**STUDY TEXT**.
Why CME is losing the battle for perpetual contracts: an expert opinion from Dragonfly
The cryptocurrency derivatives market is on the verge of a tectonic shift. Lindsay Lin, Chief Operating Officer of crypto fund Dragonfly, has taken a clear stance: traditional exchanges like the CME are losing the war for liquidity and trader attention. The reason is not a lack of flexibility, but a fundamental inability to adapt to market demands.
Lin emphasizes that clients want to trade perpetual contracts (perps). And they are ready to migrate to offshore platforms for access to this instrument. In her assessment, crypto perps have already won the global competition against crypto futures. The CME, for its part, is trying to challenge the classification of perps as futures, arguing that they have no expiration date. But this is legal sophistry, unrelated to the real needs of traders.
The Core of the Dispute: What Do Traders Really Need?
Lindsay Lin argues that traders do not need an instrument with a fixed maturity date. They need a liquid, directional contract for betting on price movement without managing position rollover risk. Essentially, this is exactly how many modern futures already work. The expert notes that cash-settled contracts are not tied to physical delivery — they are standardized instruments for gaining price exposure. Requiring expiration for its own sake is artificial and harms consumers.
Lin believes that perps should fall under a lighter regulatory regime, rather than being "forced into a swaps regime." The reason is that the risk profile of perps is fundamentally close to that of futures: both involve standardized contracts, centralized clearing, margin requirements, and payment netting. The regulator should look at the substance of the product, not its technical details.
The CFTC's Position and the Global Context
In Lin's view, the CFTC is doing the right thing by matching product risk with the regulatory regime, rather than clinging to technical differences. She supports CFTC Chairman Mike Selig's approach to regulating and bringing back to the domestic market products that consumers actually need. It is clear regulation in the US, in her assessment, that will ultimately benefit both consumers and innovation.
The specialist links the outcome of the dispute to the global issue of the American market's competitiveness. Without clear rules, demand will continue to flow to offshore platforms, while clear regulation can bring it back to the US.
Cryptalist Analysis: Lindsay Lin's position is not just an opinion, but a diagnosis. The CME is trying to defend an outdated model, while the market has already voted with its feet. If US regulators fail to find a compromise, they risk losing control over an entire asset class. Offshore exchanges are not standing still, and every week of delay strengthens their positions. The perps market is not the future; it is the present, and it is not waiting.

**INFORMATION PROVIDED**.
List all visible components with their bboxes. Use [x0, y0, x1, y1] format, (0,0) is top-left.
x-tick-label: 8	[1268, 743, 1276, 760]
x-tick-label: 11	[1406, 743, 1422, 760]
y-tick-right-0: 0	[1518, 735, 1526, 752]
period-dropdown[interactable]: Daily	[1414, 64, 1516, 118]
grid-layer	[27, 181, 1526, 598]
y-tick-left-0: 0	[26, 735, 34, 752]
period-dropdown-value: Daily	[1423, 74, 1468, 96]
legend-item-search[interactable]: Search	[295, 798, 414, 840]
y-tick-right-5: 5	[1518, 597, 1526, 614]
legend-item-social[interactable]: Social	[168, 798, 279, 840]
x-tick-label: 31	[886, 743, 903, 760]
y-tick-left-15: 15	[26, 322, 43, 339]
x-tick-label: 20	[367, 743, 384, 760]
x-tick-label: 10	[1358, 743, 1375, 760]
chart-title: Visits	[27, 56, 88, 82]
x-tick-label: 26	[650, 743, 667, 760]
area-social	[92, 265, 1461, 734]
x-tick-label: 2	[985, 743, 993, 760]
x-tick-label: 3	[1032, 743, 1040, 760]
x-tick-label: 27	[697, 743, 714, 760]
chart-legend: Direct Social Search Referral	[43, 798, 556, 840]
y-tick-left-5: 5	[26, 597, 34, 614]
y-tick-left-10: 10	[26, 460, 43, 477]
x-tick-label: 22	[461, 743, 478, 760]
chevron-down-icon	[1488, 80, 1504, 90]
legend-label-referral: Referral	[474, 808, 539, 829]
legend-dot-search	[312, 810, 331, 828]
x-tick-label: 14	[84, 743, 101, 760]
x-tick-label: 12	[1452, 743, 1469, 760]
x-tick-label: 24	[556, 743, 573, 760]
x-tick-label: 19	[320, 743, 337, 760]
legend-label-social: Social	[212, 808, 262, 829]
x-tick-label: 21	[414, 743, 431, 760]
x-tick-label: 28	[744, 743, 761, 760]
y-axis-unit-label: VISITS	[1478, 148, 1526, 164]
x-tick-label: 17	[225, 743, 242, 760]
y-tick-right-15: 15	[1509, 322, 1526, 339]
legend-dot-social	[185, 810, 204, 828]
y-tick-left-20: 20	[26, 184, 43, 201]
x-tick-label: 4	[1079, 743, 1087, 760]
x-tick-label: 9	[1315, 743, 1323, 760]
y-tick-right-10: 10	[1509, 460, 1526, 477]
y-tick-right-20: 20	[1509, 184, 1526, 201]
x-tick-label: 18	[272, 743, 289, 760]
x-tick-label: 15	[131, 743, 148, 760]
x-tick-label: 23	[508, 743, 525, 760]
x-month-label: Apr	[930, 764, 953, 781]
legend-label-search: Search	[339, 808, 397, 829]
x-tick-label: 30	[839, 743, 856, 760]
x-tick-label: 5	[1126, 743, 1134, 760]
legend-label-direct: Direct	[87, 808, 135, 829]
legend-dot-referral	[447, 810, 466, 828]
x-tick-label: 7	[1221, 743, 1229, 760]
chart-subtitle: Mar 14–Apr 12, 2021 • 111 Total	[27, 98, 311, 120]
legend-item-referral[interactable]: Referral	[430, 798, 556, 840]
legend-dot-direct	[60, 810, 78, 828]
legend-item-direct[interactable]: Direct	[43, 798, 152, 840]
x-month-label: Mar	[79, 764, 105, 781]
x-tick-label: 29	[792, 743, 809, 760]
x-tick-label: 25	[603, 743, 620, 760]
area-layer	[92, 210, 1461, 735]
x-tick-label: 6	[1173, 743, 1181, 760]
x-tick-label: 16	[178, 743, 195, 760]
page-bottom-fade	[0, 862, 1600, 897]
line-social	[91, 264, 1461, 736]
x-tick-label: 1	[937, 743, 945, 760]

**TASK TO COMPLETE**. In the article on perpetual contracts, what position does Lindsay Lin hold at Dragonfly?

**THE ANSWER**. Chief Operating Officer